Records excerpted from a collection:
(begin)
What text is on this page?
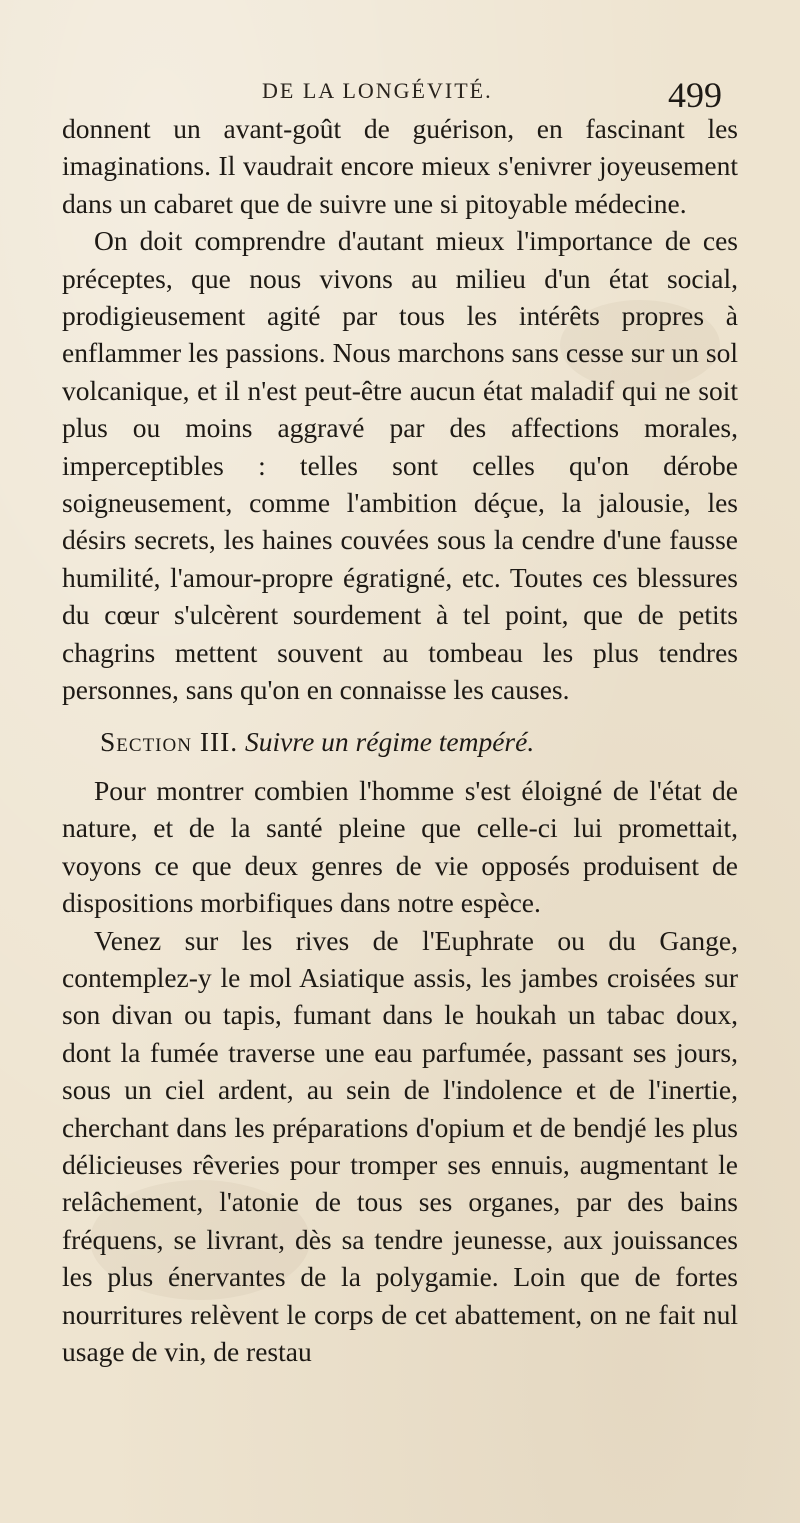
DE LA LONGÉVITÉ.	499

donnent un avant-goût de guérison, en fascinant les imaginations. Il vaudrait encore mieux s'enivrer joyeusement dans un cabaret que de suivre une si pitoyable médecine.

On doit comprendre d'autant mieux l'importance de ces préceptes, que nous vivons au milieu d'un état social, prodigieusement agité par tous les intérêts propres à enflammer les passions. Nous marchons sans cesse sur un sol volcanique, et il n'est peut-être aucun état maladif qui ne soit plus ou moins aggravé par des affections morales, imperceptibles : telles sont celles qu'on dérobe soigneusement, comme l'ambition déçue, la jalousie, les désirs secrets, les haines couvées sous la cendre d'une fausse humilité, l'amour-propre égratigné, etc. Toutes ces blessures du cœur s'ulcèrent sourdement à tel point, que de petits chagrins mettent souvent au tombeau les plus tendres personnes, sans qu'on en connaisse les causes.

Section III. Suivre un régime tempéré.

Pour montrer combien l'homme s'est éloigné de l'état de nature, et de la santé pleine que celle-ci lui promettait, voyons ce que deux genres de vie opposés produisent de dispositions morbifiques dans notre espèce.

Venez sur les rives de l'Euphrate ou du Gange, contemplez-y le mol Asiatique assis, les jambes croisées sur son divan ou tapis, fumant dans le houkah un tabac doux, dont la fumée traverse une eau parfumée, passant ses jours, sous un ciel ardent, au sein de l'indolence et de l'inertie, cherchant dans les préparations d'opium et de bendjé les plus délicieuses rêveries pour tromper ses ennuis, augmentant le relâchement, l'atonie de tous ses organes, par des bains fréquens, se livrant, dès sa tendre jeunesse, aux jouissances les plus énervantes de la polygamie. Loin que de fortes nourritures relèvent le corps de cet abattement, on ne fait nul usage de vin, de restau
(end)
EXERCISE INSTRUCTIONS: Check each line above for the word "tous" and say how many have it, with nothing else.

SOLUTION FOR THIS PROBLEM: 2